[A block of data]
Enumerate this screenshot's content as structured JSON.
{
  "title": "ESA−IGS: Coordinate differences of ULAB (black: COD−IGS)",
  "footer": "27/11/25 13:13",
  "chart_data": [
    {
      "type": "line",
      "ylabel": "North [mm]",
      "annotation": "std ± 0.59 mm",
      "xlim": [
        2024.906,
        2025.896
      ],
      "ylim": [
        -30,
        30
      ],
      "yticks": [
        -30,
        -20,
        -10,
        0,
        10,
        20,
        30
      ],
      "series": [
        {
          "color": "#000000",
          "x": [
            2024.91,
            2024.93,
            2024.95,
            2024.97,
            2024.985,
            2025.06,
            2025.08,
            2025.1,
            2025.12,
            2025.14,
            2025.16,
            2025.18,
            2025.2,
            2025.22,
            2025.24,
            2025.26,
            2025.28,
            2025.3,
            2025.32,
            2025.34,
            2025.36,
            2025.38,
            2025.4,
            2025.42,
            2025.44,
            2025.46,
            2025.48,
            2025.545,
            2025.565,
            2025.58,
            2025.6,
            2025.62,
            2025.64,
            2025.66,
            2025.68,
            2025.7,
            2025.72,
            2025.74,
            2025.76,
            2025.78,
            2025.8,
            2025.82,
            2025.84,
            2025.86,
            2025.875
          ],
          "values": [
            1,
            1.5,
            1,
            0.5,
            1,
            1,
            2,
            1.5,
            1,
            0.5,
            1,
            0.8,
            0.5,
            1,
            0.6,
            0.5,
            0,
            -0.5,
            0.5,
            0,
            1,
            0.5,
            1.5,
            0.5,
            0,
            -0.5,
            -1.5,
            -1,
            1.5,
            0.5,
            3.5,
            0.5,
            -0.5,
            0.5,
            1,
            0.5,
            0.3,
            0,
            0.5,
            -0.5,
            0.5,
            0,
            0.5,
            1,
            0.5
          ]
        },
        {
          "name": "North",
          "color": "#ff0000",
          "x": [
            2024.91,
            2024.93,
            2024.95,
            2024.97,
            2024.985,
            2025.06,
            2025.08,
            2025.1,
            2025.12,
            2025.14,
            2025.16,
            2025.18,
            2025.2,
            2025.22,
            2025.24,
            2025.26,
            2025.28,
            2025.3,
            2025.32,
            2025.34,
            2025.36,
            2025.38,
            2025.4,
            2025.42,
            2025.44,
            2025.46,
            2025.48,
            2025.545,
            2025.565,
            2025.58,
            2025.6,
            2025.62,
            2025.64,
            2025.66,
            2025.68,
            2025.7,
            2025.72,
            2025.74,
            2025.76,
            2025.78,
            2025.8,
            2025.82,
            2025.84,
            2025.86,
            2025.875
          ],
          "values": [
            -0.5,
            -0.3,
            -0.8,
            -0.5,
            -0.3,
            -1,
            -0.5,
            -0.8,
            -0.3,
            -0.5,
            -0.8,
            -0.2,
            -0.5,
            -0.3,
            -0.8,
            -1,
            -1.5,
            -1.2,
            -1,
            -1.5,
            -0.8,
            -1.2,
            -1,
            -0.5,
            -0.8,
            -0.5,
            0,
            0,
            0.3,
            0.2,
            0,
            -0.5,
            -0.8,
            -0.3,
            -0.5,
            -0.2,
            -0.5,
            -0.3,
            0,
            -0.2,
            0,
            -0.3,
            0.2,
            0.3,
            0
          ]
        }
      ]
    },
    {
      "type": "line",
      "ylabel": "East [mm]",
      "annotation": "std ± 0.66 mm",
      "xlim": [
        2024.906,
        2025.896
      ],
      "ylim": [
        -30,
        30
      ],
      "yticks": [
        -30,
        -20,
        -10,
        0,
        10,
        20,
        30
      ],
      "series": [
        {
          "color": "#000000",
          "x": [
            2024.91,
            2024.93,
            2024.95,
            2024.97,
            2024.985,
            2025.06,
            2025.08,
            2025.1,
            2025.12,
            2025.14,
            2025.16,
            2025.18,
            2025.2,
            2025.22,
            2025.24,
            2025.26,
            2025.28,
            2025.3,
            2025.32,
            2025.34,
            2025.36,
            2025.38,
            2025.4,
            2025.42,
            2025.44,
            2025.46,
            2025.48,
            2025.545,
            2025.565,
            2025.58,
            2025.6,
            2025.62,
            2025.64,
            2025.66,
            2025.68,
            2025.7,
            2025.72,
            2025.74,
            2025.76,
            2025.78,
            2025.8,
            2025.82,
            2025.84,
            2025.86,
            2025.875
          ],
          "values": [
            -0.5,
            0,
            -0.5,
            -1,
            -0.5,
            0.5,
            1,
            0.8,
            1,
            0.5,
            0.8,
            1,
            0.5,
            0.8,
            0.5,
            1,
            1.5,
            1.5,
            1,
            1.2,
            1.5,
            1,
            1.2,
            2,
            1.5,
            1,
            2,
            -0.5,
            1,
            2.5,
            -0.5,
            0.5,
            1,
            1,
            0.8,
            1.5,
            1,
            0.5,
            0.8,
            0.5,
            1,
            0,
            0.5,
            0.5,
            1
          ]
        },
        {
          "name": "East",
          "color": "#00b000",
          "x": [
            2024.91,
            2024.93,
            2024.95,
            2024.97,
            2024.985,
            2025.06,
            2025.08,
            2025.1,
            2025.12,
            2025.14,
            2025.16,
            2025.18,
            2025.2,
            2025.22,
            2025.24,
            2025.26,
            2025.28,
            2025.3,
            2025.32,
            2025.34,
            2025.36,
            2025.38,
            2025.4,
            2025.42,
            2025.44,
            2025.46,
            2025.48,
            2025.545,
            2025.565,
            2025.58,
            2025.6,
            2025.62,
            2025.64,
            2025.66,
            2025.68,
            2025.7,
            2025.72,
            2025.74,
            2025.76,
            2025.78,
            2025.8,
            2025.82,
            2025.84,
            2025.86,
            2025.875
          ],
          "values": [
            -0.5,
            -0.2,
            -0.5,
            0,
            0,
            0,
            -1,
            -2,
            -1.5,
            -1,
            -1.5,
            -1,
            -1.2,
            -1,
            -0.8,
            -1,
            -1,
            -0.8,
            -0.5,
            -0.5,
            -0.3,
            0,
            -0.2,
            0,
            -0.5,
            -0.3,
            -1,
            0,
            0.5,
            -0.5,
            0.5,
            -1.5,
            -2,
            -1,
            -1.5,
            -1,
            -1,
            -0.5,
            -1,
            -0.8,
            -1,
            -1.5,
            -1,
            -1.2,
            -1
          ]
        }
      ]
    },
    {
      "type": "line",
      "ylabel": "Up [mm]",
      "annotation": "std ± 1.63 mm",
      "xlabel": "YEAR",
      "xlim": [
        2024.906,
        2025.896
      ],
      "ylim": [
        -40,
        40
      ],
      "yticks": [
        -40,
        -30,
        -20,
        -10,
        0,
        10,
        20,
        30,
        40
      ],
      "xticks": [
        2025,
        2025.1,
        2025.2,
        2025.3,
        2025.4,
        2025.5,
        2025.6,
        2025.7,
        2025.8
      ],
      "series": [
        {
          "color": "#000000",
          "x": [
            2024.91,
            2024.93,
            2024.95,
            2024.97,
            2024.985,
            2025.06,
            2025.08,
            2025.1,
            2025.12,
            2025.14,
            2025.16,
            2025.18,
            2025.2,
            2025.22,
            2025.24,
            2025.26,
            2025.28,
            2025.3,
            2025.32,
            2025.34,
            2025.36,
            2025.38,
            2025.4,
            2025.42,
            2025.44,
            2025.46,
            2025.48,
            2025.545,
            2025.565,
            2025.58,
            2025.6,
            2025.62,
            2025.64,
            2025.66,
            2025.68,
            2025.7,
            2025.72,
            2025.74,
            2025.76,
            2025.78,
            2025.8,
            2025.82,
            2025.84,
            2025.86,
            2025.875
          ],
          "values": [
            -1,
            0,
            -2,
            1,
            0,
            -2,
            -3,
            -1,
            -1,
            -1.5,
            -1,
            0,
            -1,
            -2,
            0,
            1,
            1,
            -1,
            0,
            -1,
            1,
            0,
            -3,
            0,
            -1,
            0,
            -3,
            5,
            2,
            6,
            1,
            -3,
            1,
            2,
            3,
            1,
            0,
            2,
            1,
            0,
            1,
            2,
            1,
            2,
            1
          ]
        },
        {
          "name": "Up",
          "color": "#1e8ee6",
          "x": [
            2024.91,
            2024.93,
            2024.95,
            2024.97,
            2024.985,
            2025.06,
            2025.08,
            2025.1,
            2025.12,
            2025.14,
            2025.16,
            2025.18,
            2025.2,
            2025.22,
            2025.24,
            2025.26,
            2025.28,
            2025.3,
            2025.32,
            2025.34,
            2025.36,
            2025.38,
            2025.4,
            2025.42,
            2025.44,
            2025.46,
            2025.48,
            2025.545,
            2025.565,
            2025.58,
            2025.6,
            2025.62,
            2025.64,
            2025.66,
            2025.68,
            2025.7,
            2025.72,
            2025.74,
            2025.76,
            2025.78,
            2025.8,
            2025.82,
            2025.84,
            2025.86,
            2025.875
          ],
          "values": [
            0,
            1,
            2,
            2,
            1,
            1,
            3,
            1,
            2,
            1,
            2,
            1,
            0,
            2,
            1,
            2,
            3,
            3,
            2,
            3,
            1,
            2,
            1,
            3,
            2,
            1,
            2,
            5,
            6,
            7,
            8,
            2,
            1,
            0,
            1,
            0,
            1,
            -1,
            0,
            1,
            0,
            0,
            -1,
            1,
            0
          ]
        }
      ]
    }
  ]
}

### AIM
Gather all the lines that include the word "annotation" and copy them out.

### ANSWER TO THIS PROBLEM
      "annotation": "std ± 0.59 mm",
      "annotation": "std ± 0.66 mm",
      "annotation": "std ± 1.63 mm",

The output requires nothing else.